→ Task directions: Each entry must appear again exactly as it does in the source.

A run of records
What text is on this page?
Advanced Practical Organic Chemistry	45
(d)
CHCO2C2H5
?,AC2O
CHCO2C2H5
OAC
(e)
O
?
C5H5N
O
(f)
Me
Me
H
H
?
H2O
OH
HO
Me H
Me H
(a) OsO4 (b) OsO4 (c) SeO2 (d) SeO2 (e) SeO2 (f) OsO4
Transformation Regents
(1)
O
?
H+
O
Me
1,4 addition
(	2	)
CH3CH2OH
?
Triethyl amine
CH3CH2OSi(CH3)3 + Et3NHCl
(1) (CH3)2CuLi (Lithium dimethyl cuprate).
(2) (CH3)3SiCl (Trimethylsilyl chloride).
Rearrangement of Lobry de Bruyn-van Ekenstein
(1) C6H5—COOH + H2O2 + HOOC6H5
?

→ Finished exercise:
What text is on this page?
Advanced Practical Organic Chemistry	45
(d)
CHCO2C2H5
?,AC2O
CHCO2C2H5
OAC
(e)
O
?
C5H5N
O
(f)
Me
Me
H
H
?
H2O
OH
HO
Me H
Me H
(a) OsO4 (b) OsO4 (c) SeO2 (d) SeO2 (e) SeO2 (f) OsO4
Transformation Regents
(1)
O
?
H+
O
Me
1,4 addition
(	2	)
CH3CH2OH
?
Triethyl amine
CH3CH2OSi(CH3)3 + Et3NHCl
(1) (CH3)2CuLi (Lithium dimethyl cuprate).
(2) (CH3)3SiCl (Trimethylsilyl chloride).
Rearrangement of Lobry de Bruyn-van Ekenstein
(1) C6H5—COOH + H2O2 + HOOC6H5
?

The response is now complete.